__EXERCISE REQUIREMENTS__. From the listing below, pull each line that includes "deze".

*** MATERIAL FOR THIS TASK Section Begins ***

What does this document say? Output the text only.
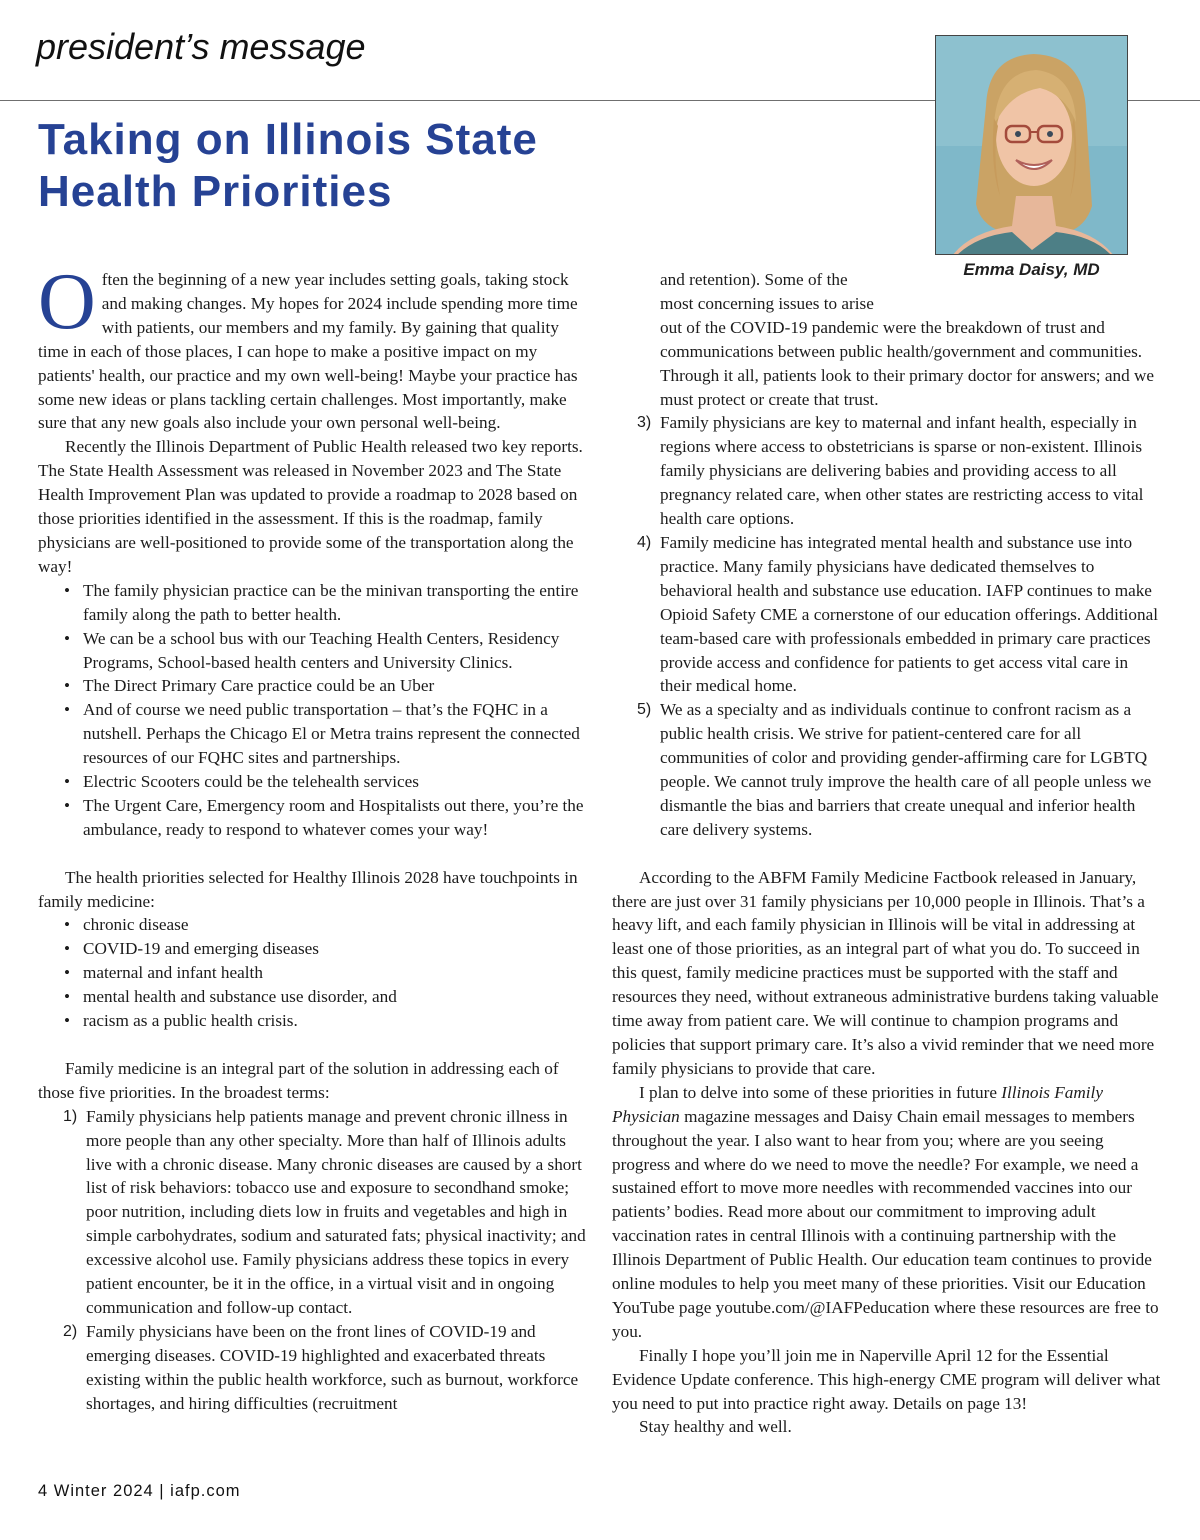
president’s message
Taking on Illinois State
Health Priorities
Emma Daisy, MD

Often the beginning of a new year includes setting goals, taking stock and making changes. My hopes for 2024 include spending more time with patients, our members and my family. By gaining that quality time in each of those places, I can hope to make a positive impact on my patients' health, our practice and my own well-being! Maybe your practice has some new ideas or plans tackling certain challenges. Most importantly, make sure that any new goals also include your own personal well-being.

Recently the Illinois Department of Public Health released two key reports. The State Health Assessment was released in November 2023 and The State Health Improvement Plan was updated to provide a roadmap to 2028 based on those priorities identified in the assessment. If this is the roadmap, family physicians are well-positioned to provide some of the transportation along the way!

• The family physician practice can be the minivan transporting the entire family along the path to better health.
• We can be a school bus with our Teaching Health Centers, Residency Programs, School-based health centers and University Clinics.
• The Direct Primary Care practice could be an Uber
• And of course we need public transportation – that’s the FQHC in a nutshell. Perhaps the Chicago El or Metra trains represent the connected resources of our FQHC sites and partnerships.
• Electric Scooters could be the telehealth services
• The Urgent Care, Emergency room and Hospitalists out there, you’re the ambulance, ready to respond to whatever comes your way!

The health priorities selected for Healthy Illinois 2028 have touchpoints in family medicine:

• chronic disease
• COVID-19 and emerging diseases
• maternal and infant health
• mental health and substance use disorder, and
• racism as a public health crisis.

Family medicine is an integral part of the solution in addressing each of those five priorities. In the broadest terms:

1) Family physicians help patients manage and prevent chronic illness in more people than any other specialty. More than half of Illinois adults live with a chronic disease. Many chronic diseases are caused by a short list of risk behaviors: tobacco use and exposure to secondhand smoke; poor nutrition, including diets low in fruits and vegetables and high in simple carbohydrates, sodium and saturated fats; physical inactivity; and excessive alcohol use. Family physicians address these topics in every patient encounter, be it in the office, in a virtual visit and in ongoing communication and follow-up contact.
2) Family physicians have been on the front lines of COVID-19 and emerging diseases. COVID-19 highlighted and exacerbated threats existing within the public health workforce, such as burnout, workforce shortages, and hiring difficulties (recruitment
and retention). Some of the
most concerning issues to arise
out of the COVID-19 pandemic were the breakdown of trust and communications between public health/government and communities. Through it all, patients look to their primary doctor for answers; and we must protect or create that trust.
3) Family physicians are key to maternal and infant health, especially in regions where access to obstetricians is sparse or non-existent. Illinois family physicians are delivering babies and providing access to all pregnancy related care, when other states are restricting access to vital health care options.
4) Family medicine has integrated mental health and substance use into practice. Many family physicians have dedicated themselves to behavioral health and substance use education. IAFP continues to make Opioid Safety CME a cornerstone of our education offerings. Additional team-based care with professionals embedded in primary care practices provide access and confidence for patients to get access vital care in their medical home.
5) We as a specialty and as individuals continue to confront racism as a public health crisis. We strive for patient-centered care for all communities of color and providing gender-affirming care for LGBTQ people. We cannot truly improve the health care of all people unless we dismantle the bias and barriers that create unequal and inferior health care delivery systems.

According to the ABFM Family Medicine Factbook released in January, there are just over 31 family physicians per 10,000 people in Illinois. That’s a heavy lift, and each family physician in Illinois will be vital in addressing at least one of those priorities, as an integral part of what you do. To succeed in this quest, family medicine practices must be supported with the staff and resources they need, without extraneous administrative burdens taking valuable time away from patient care. We will continue to champion programs and policies that support primary care. It’s also a vivid reminder that we need more family physicians to provide that care.

I plan to delve into some of these priorities in future Illinois Family Physician magazine messages and Daisy Chain email messages to members throughout the year. I also want to hear from you; where are you seeing progress and where do we need to move the needle? For example, we need a sustained effort to move more needles with recommended vaccines into our patients’ bodies. Read more about our commitment to improving adult vaccination rates in central Illinois with a continuing partnership with the Illinois Department of Public Health. Our education team continues to provide online modules to help you meet many of these priorities. Visit our Education YouTube page youtube.com/@IAFPeducation where these resources are free to you.

Finally I hope you’ll join me in Naperville April 12 for the Essential Evidence Update conference. This high-energy CME program will deliver what you need to put into practice right away. Details on page 13!

Stay healthy and well.

4 Winter 2024 | iafp.com
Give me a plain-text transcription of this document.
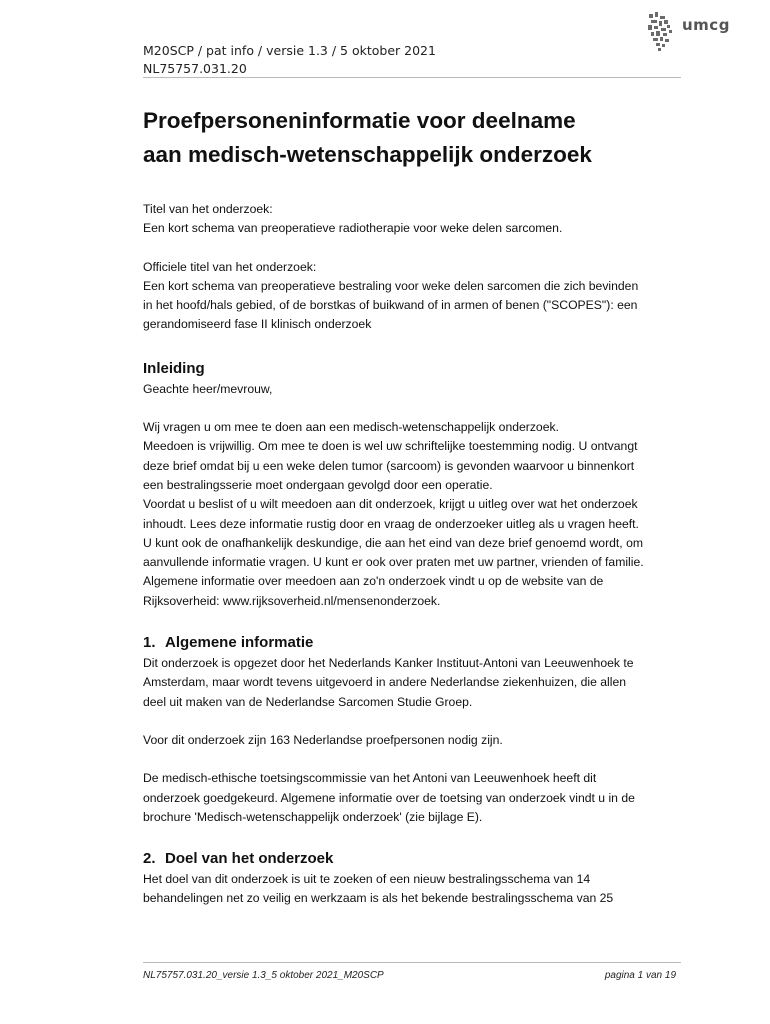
umcg
M20SCP / pat info / versie 1.3 / 5 oktober 2021
NL75757.031.20
Proefpersoneninformatie voor deelname
aan medisch-wetenschappelijk onderzoek

Titel van het onderzoek:

Een kort schema van preoperatieve radiotherapie voor weke delen sarcomen.

Officiele titel van het onderzoek:

Een kort schema van preoperatieve bestraling voor weke delen sarcomen die zich bevinden

in het hoofd/hals gebied, of de borstkas of buikwand of in armen of benen ("SCOPES"): een

gerandomiseerd fase II klinisch onderzoek

Inleiding

Geachte heer/mevrouw,

Wij vragen u om mee te doen aan een medisch-wetenschappelijk onderzoek.

Meedoen is vrijwillig. Om mee te doen is wel uw schriftelijke toestemming nodig. U ontvangt

deze brief omdat bij u een weke delen tumor (sarcoom) is gevonden waarvoor u binnenkort

een bestralingsserie moet ondergaan gevolgd door een operatie.

Voordat u beslist of u wilt meedoen aan dit onderzoek, krijgt u uitleg over wat het onderzoek

inhoudt. Lees deze informatie rustig door en vraag de onderzoeker uitleg als u vragen heeft.

U kunt ook de onafhankelijk deskundige, die aan het eind van deze brief genoemd wordt, om

aanvullende informatie vragen. U kunt er ook over praten met uw partner, vrienden of familie.

Algemene informatie over meedoen aan zo'n onderzoek vindt u op de website van de

Rijksoverheid: www.rijksoverheid.nl/mensenonderzoek.

1. Algemene informatie

Dit onderzoek is opgezet door het Nederlands Kanker Instituut-Antoni van Leeuwenhoek te

Amsterdam, maar wordt tevens uitgevoerd in andere Nederlandse ziekenhuizen, die allen

deel uit maken van de Nederlandse Sarcomen Studie Groep.

Voor dit onderzoek zijn 163 Nederlandse proefpersonen nodig zijn.

De medisch-ethische toetsingscommissie van het Antoni van Leeuwenhoek heeft dit

onderzoek goedgekeurd. Algemene informatie over de toetsing van onderzoek vindt u in de

brochure 'Medisch-wetenschappelijk onderzoek' (zie bijlage E).

2. Doel van het onderzoek

Het doel van dit onderzoek is uit te zoeken of een nieuw bestralingsschema van 14

behandelingen net zo veilig en werkzaam is als het bekende bestralingsschema van 25

NL75757.031.20_versie 1.3_5 oktober 2021_M20SCP	pagina 1 van 19
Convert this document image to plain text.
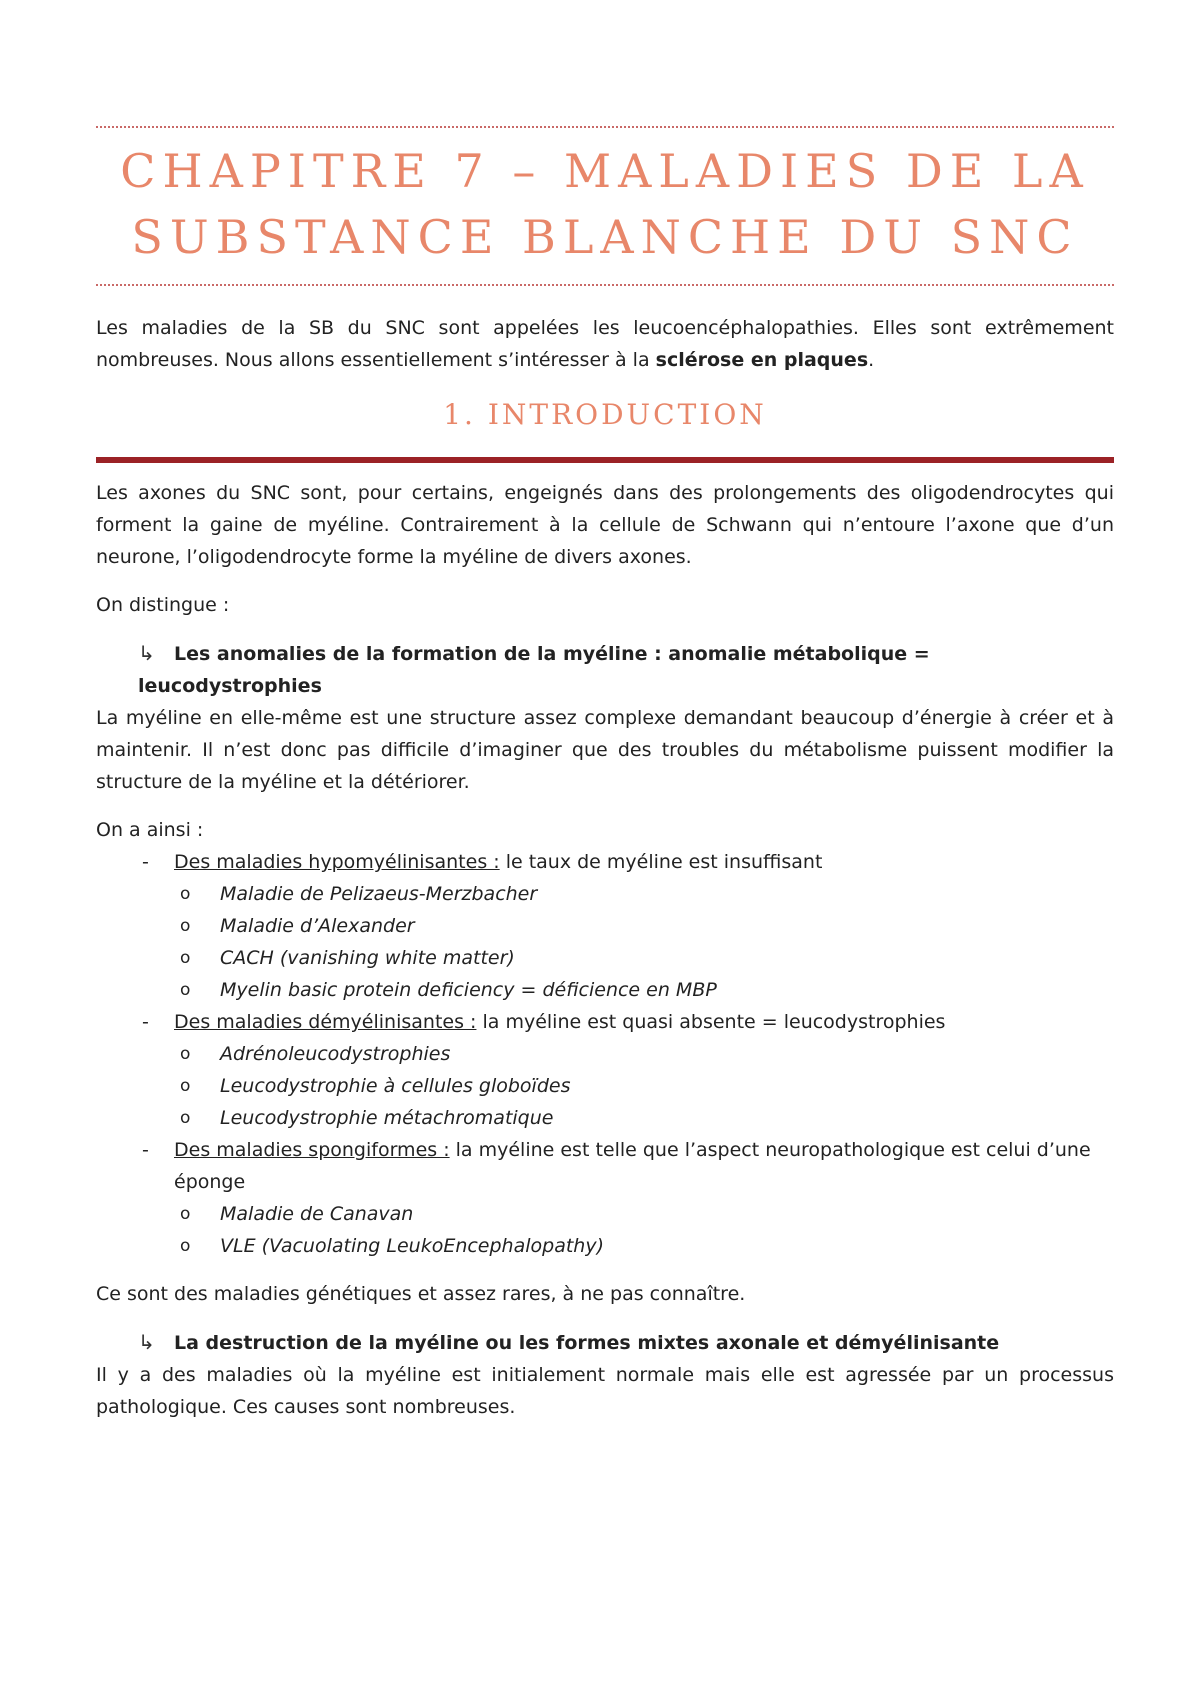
CHAPITRE 7 – MALADIES DE LA
SUBSTANCE BLANCHE DU SNC

Les maladies de la SB du SNC sont appelées les leucoencéphalopathies. Elles sont extrêmement nombreuses. Nous allons essentiellement s’intéresser à la sclérose en plaques.

1. INTRODUCTION

Les axones du SNC sont, pour certains, engeignés dans des prolongements des oligodendrocytes qui forment la gaine de myéline. Contrairement à la cellule de Schwann qui n’entoure l’axone que d’un neurone, l’oligodendrocyte forme la myéline de divers axones.

On distingue :

↳ Les anomalies de la formation de la myéline : anomalie métabolique = leucodystrophies

La myéline en elle-même est une structure assez complexe demandant beaucoup d’énergie à créer et à maintenir. Il n’est donc pas difficile d’imaginer que des troubles du métabolisme puissent modifier la structure de la myéline et la détériorer.

On a ainsi :

- Des maladies hypomyélinisantes : le taux de myéline est insuffisant
o Maladie de Pelizaeus-Merzbacher
o Maladie d’Alexander
o CACH (vanishing white matter)
o Myelin basic protein deficiency = déficience en MBP
- Des maladies démyélinisantes : la myéline est quasi absente = leucodystrophies
o Adrénoleucodystrophies
o Leucodystrophie à cellules globoïdes
o Leucodystrophie métachromatique
- Des maladies spongiformes : la myéline est telle que l’aspect neuropathologique est celui d’une éponge
o Maladie de Canavan
o VLE (Vacuolating LeukoEncephalopathy)

Ce sont des maladies génétiques et assez rares, à ne pas connaître.

↳ La destruction de la myéline ou les formes mixtes axonale et démyélinisante

Il y a des maladies où la myéline est initialement normale mais elle est agressée par un processus pathologique. Ces causes sont nombreuses.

*** MATERIAL FOR THIS TASK Section Ends ***

__RESPONSE TO THIS EXERCISE__.
deze brief omdat bij u een weke delen tumor (sarcoom) is gevonden waarvoor u binnenkort
inhoudt. Lees deze informatie rustig door en vraag de onderzoeker uitleg als u vragen heeft.
U kunt ook de onafhankelijk deskundige, die aan het eind van deze brief genoemd wordt, om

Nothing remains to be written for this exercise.